§ Task prompt
Take down each entry exactly as written.

### Material for this task

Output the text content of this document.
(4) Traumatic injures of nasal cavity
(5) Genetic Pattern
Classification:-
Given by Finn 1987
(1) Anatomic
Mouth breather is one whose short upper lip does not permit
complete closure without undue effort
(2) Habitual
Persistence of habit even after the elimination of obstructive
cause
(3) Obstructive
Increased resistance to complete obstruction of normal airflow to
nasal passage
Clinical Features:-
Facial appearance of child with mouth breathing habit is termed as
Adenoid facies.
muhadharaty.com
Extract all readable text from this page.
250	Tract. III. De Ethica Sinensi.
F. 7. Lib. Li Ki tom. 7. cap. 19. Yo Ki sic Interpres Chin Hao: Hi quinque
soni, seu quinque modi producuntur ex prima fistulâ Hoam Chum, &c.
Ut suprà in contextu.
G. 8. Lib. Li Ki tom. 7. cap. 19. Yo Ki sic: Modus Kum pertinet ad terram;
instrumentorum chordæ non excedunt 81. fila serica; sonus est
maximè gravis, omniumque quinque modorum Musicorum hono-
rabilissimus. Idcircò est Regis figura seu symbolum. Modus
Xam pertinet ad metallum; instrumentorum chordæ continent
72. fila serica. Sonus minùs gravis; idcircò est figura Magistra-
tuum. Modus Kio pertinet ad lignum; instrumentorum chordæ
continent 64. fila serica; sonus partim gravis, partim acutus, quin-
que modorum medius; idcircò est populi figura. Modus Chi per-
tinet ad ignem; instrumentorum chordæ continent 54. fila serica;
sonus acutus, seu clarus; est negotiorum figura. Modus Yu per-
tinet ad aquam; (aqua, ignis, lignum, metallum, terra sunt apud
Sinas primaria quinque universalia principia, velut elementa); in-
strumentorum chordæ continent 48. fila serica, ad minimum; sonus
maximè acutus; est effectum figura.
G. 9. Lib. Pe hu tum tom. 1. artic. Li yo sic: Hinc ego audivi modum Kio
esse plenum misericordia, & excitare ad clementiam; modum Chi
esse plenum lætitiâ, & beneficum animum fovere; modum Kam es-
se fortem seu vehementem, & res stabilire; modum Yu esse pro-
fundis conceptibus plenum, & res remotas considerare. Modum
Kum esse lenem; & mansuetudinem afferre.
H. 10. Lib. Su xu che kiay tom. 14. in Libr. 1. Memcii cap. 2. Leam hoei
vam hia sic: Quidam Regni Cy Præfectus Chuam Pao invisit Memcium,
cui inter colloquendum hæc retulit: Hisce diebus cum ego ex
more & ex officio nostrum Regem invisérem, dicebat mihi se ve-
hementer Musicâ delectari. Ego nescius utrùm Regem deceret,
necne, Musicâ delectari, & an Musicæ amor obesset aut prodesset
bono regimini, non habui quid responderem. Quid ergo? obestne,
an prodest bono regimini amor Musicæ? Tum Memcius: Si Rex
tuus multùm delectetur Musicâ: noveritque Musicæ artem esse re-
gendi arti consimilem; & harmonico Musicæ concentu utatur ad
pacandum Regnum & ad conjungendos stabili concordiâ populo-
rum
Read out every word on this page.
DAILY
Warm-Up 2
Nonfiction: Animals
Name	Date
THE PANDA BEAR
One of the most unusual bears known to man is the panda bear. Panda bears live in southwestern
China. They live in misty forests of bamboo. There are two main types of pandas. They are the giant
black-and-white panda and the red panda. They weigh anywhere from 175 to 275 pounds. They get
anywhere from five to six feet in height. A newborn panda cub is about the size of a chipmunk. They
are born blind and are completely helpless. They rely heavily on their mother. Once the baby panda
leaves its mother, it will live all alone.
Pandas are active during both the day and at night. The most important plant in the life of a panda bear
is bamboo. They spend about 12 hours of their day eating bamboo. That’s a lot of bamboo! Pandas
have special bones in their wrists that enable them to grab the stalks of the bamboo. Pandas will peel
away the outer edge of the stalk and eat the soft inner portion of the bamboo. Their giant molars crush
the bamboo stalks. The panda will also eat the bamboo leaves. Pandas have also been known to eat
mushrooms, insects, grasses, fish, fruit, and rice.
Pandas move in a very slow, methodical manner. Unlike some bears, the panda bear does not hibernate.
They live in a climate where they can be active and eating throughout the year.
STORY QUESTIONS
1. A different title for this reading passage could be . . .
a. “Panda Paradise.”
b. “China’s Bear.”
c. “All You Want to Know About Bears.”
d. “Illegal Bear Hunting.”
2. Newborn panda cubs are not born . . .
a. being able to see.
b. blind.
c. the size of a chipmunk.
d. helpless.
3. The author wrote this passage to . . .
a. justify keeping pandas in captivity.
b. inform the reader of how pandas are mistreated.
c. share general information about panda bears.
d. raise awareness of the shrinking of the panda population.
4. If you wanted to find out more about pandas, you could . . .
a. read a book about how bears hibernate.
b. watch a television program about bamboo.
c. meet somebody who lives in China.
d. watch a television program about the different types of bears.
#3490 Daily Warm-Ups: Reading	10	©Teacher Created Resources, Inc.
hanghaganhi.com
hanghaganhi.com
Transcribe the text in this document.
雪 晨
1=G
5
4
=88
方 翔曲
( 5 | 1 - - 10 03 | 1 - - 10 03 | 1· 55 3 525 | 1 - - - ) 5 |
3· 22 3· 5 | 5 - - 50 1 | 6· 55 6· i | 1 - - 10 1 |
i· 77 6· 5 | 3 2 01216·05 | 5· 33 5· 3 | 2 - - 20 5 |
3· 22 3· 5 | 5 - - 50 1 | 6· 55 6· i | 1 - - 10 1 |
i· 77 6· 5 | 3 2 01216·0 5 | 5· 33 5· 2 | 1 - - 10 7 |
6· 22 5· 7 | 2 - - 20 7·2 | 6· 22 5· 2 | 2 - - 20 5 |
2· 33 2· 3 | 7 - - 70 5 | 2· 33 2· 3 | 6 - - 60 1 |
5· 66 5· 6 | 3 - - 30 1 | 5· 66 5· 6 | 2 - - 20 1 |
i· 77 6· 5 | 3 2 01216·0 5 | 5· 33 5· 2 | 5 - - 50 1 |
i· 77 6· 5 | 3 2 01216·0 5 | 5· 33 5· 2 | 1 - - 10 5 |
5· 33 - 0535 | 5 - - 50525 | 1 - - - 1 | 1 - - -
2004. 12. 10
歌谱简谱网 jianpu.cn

######

§ Reply to the exercise
Output the text content of this document.
(4) Traumatic injures of nasal cavity
(5) Genetic Pattern
Classification:-
Given by Finn 1987
(1) Anatomic
Mouth breather is one whose short upper lip does not permit
complete closure without undue effort
(2) Habitual
Persistence of habit even after the elimination of obstructive
cause
(3) Obstructive
Increased resistance to complete obstruction of normal airflow to
nasal passage
Clinical Features:-
Facial appearance of child with mouth breathing habit is termed as
Adenoid facies.
muhadharaty.com
Extract all readable text from this page.
250	Tract. III. De Ethica Sinensi.
F. 7. Lib. Li Ki tom. 7. cap. 19. Yo Ki sic Interpres Chin Hao: Hi quinque
soni, seu quinque modi producuntur ex prima fistulâ Hoam Chum, &c.
Ut suprà in contextu.
G. 8. Lib. Li Ki tom. 7. cap. 19. Yo Ki sic: Modus Kum pertinet ad terram;
instrumentorum chordæ non excedunt 81. fila serica; sonus est
maximè gravis, omniumque quinque modorum Musicorum hono-
rabilissimus. Idcircò est Regis figura seu symbolum. Modus
Xam pertinet ad metallum; instrumentorum chordæ continent
72. fila serica. Sonus minùs gravis; idcircò est figura Magistra-
tuum. Modus Kio pertinet ad lignum; instrumentorum chordæ
continent 64. fila serica; sonus partim gravis, partim acutus, quin-
que modorum medius; idcircò est populi figura. Modus Chi per-
tinet ad ignem; instrumentorum chordæ continent 54. fila serica;
sonus acutus, seu clarus; est negotiorum figura. Modus Yu per-
tinet ad aquam; (aqua, ignis, lignum, metallum, terra sunt apud
Sinas primaria quinque universalia principia, velut elementa); in-
strumentorum chordæ continent 48. fila serica, ad minimum; sonus
maximè acutus; est effectum figura.
G. 9. Lib. Pe hu tum tom. 1. artic. Li yo sic: Hinc ego audivi modum Kio
esse plenum misericordia, & excitare ad clementiam; modum Chi
esse plenum lætitiâ, & beneficum animum fovere; modum Kam es-
se fortem seu vehementem, & res stabilire; modum Yu esse pro-
fundis conceptibus plenum, & res remotas considerare. Modum
Kum esse lenem; & mansuetudinem afferre.
H. 10. Lib. Su xu che kiay tom. 14. in Libr. 1. Memcii cap. 2. Leam hoei
vam hia sic: Quidam Regni Cy Præfectus Chuam Pao invisit Memcium,
cui inter colloquendum hæc retulit: Hisce diebus cum ego ex
more & ex officio nostrum Regem invisérem, dicebat mihi se ve-
hementer Musicâ delectari. Ego nescius utrùm Regem deceret,
necne, Musicâ delectari, & an Musicæ amor obesset aut prodesset
bono regimini, non habui quid responderem. Quid ergo? obestne,
an prodest bono regimini amor Musicæ? Tum Memcius: Si Rex
tuus multùm delectetur Musicâ: noveritque Musicæ artem esse re-
gendi arti consimilem; & harmonico Musicæ concentu utatur ad
pacandum Regnum & ad conjungendos stabili concordiâ populo-
rum
Read out every word on this page.
DAILY
Warm-Up 2
Nonfiction: Animals
Name	Date
THE PANDA BEAR
One of the most unusual bears known to man is the panda bear. Panda bears live in southwestern
China. They live in misty forests of bamboo. There are two main types of pandas. They are the giant
black-and-white panda and the red panda. They weigh anywhere from 175 to 275 pounds. They get
anywhere from five to six feet in height. A newborn panda cub is about the size of a chipmunk. They
are born blind and are completely helpless. They rely heavily on their mother. Once the baby panda
leaves its mother, it will live all alone.
Pandas are active during both the day and at night. The most important plant in the life of a panda bear
is bamboo. They spend about 12 hours of their day eating bamboo. That’s a lot of bamboo! Pandas
have special bones in their wrists that enable them to grab the stalks of the bamboo. Pandas will peel
away the outer edge of the stalk and eat the soft inner portion of the bamboo. Their giant molars crush
the bamboo stalks. The panda will also eat the bamboo leaves. Pandas have also been known to eat
mushrooms, insects, grasses, fish, fruit, and rice.
Pandas move in a very slow, methodical manner. Unlike some bears, the panda bear does not hibernate.
They live in a climate where they can be active and eating throughout the year.
STORY QUESTIONS
1. A different title for this reading passage could be . . .
a. “Panda Paradise.”
b. “China’s Bear.”
c. “All You Want to Know About Bears.”
d. “Illegal Bear Hunting.”
2. Newborn panda cubs are not born . . .
a. being able to see.
b. blind.
c. the size of a chipmunk.
d. helpless.
3. The author wrote this passage to . . .
a. justify keeping pandas in captivity.
b. inform the reader of how pandas are mistreated.
c. share general information about panda bears.
d. raise awareness of the shrinking of the panda population.
4. If you wanted to find out more about pandas, you could . . .
a. read a book about how bears hibernate.
b. watch a television program about bamboo.
c. meet somebody who lives in China.
d. watch a television program about the different types of bears.
#3490 Daily Warm-Ups: Reading	10	©Teacher Created Resources, Inc.
hanghaganhi.com
hanghaganhi.com
Transcribe the text in this document.
雪 晨
1=G
5
4
=88
方 翔曲
( 5 | 1 - - 10 03 | 1 - - 10 03 | 1· 55 3 525 | 1 - - - ) 5 |
3· 22 3· 5 | 5 - - 50 1 | 6· 55 6· i | 1 - - 10 1 |
i· 77 6· 5 | 3 2 01216·05 | 5· 33 5· 3 | 2 - - 20 5 |
3· 22 3· 5 | 5 - - 50 1 | 6· 55 6· i | 1 - - 10 1 |
i· 77 6· 5 | 3 2 01216·0 5 | 5· 33 5· 2 | 1 - - 10 7 |
6· 22 5· 7 | 2 - - 20 7·2 | 6· 22 5· 2 | 2 - - 20 5 |
2· 33 2· 3 | 7 - - 70 5 | 2· 33 2· 3 | 6 - - 60 1 |
5· 66 5· 6 | 3 - - 30 1 | 5· 66 5· 6 | 2 - - 20 1 |
i· 77 6· 5 | 3 2 01216·0 5 | 5· 33 5· 2 | 5 - - 50 1 |
i· 77 6· 5 | 3 2 01216·0 5 | 5· 33 5· 2 | 1 - - 10 5 |
5· 33 - 0535 | 5 - - 50525 | 1 - - - 1 | 1 - - -
2004. 12. 10
歌谱简谱网 jianpu.cn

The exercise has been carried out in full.